What is asked:
Pick out each line below containing "name".

Provided information:
** begin **
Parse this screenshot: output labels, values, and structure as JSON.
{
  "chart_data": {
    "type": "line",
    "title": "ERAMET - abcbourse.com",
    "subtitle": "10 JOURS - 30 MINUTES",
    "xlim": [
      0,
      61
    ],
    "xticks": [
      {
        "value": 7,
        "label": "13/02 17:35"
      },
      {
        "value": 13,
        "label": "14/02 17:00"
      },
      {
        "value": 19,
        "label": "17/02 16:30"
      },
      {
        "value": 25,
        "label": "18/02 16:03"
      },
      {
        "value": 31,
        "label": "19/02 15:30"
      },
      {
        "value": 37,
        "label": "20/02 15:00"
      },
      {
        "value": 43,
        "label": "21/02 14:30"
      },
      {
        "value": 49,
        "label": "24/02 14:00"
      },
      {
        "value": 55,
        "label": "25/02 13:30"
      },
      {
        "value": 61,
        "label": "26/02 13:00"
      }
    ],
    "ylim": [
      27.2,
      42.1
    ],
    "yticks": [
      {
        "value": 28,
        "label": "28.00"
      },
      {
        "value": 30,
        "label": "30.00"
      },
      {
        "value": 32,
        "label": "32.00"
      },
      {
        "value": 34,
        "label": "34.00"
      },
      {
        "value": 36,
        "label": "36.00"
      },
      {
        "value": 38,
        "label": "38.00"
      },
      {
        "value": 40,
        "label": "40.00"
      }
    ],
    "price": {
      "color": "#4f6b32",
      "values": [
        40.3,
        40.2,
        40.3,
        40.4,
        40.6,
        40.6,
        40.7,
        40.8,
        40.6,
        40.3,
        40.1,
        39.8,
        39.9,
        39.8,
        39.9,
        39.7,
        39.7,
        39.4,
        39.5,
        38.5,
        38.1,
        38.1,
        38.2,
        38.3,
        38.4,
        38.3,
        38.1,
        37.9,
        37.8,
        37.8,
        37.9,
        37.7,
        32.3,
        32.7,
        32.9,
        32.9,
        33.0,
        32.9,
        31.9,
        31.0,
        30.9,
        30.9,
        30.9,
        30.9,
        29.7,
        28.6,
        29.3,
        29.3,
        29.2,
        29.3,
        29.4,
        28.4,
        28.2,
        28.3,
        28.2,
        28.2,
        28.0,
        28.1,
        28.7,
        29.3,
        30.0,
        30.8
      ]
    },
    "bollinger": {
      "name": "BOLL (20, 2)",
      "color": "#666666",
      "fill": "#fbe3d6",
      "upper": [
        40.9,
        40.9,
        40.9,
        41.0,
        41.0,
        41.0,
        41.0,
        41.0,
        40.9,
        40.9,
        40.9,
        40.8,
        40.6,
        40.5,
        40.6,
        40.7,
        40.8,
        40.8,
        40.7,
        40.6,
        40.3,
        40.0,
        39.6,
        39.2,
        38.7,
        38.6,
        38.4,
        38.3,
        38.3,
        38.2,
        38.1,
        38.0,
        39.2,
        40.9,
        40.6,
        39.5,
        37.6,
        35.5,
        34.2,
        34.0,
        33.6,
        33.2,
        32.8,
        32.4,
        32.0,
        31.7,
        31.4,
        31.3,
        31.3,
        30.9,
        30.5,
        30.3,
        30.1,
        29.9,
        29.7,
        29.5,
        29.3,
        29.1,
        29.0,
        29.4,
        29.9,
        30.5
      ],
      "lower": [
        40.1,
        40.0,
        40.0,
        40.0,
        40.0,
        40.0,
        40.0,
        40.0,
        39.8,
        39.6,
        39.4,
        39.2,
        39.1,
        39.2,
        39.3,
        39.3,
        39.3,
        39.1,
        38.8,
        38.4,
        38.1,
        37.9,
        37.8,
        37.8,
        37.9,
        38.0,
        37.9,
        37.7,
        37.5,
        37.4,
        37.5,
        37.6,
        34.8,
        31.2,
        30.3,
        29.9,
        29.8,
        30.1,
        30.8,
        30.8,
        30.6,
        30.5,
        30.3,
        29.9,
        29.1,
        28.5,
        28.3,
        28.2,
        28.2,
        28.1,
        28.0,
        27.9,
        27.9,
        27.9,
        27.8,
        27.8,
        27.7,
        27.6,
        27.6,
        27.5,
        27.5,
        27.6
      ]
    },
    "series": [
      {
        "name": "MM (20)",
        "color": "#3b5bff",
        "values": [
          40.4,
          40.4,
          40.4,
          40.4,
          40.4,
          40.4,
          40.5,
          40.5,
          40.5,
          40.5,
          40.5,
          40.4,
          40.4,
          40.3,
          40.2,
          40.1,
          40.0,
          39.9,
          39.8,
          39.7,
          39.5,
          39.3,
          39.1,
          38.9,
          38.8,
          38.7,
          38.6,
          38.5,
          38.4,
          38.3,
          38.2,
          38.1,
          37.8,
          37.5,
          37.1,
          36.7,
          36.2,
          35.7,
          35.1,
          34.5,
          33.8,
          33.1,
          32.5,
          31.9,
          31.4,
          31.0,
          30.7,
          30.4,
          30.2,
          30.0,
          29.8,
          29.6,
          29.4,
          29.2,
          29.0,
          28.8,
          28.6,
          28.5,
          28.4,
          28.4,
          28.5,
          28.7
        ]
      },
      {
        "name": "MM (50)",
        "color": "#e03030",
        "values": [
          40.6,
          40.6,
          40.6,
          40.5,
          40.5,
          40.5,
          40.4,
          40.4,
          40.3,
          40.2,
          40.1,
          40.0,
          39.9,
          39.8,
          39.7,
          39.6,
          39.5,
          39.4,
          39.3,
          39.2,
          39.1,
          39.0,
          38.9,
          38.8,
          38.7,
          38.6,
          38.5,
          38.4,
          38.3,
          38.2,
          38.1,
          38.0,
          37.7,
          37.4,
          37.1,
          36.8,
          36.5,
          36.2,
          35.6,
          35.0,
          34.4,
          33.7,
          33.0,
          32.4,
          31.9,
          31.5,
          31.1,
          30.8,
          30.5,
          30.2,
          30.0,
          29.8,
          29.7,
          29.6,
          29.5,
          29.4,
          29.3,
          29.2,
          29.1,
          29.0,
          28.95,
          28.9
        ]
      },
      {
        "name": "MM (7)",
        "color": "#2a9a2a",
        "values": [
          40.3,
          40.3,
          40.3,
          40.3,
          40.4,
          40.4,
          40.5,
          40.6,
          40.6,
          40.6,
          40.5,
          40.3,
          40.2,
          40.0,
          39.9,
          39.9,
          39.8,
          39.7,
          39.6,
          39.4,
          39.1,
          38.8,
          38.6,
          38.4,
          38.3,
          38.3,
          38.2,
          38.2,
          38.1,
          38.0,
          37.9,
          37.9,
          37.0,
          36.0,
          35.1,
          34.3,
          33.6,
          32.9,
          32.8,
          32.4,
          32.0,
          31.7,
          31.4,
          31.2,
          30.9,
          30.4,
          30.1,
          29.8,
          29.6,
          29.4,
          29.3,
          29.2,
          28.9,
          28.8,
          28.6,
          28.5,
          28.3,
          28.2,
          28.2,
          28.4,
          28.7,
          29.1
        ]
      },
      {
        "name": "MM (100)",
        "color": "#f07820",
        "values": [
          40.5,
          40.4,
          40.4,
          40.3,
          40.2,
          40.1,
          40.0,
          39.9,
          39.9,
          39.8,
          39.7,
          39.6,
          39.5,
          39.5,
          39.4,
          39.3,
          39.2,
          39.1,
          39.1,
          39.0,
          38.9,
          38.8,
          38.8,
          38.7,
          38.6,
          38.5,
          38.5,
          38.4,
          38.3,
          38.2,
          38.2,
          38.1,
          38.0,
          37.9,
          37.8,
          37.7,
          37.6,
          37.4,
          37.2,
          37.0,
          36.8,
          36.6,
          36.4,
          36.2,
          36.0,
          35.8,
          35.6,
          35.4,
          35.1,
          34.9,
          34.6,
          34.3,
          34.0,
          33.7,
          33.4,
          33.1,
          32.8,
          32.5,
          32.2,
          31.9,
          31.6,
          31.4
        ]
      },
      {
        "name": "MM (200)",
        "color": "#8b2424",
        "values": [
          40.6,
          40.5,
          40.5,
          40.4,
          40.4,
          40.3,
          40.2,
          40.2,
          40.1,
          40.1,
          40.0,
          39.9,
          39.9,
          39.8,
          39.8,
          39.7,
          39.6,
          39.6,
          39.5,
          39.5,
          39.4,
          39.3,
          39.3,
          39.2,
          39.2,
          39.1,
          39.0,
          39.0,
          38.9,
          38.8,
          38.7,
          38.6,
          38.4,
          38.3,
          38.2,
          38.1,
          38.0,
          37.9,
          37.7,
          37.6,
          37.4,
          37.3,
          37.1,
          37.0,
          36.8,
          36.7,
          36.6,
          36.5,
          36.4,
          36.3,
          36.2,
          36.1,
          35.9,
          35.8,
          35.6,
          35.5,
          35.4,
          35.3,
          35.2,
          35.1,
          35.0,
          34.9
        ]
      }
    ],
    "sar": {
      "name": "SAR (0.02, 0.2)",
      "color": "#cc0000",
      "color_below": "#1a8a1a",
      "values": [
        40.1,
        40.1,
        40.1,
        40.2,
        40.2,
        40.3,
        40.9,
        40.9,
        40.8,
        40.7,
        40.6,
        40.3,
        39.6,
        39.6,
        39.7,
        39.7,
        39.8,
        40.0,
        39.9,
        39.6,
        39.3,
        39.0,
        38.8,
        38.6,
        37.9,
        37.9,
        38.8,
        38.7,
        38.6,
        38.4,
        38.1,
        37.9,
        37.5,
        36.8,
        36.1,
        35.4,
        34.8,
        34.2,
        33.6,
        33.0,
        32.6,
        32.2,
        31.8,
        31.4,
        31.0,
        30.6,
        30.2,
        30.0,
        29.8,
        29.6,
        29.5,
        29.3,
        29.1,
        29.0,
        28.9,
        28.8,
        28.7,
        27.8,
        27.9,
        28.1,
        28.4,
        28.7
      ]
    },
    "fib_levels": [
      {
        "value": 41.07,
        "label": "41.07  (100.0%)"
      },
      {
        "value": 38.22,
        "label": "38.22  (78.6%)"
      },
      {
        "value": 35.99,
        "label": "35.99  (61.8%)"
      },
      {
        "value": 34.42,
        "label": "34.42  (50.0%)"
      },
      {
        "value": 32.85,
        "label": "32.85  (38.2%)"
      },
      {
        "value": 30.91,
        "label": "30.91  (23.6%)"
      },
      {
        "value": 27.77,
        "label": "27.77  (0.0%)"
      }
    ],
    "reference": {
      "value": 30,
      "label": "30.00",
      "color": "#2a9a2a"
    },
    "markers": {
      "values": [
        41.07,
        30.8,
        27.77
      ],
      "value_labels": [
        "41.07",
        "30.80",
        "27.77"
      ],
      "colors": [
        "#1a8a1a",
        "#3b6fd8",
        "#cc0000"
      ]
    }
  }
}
** end **
Completed exercise:
      "name": "BOLL (20, 2)",
        "name": "MM (20)",
        "name": "MM (50)",
        "name": "MM (7)",
        "name": "MM (100)",
        "name": "MM (200)",
      "name": "SAR (0.02, 0.2)",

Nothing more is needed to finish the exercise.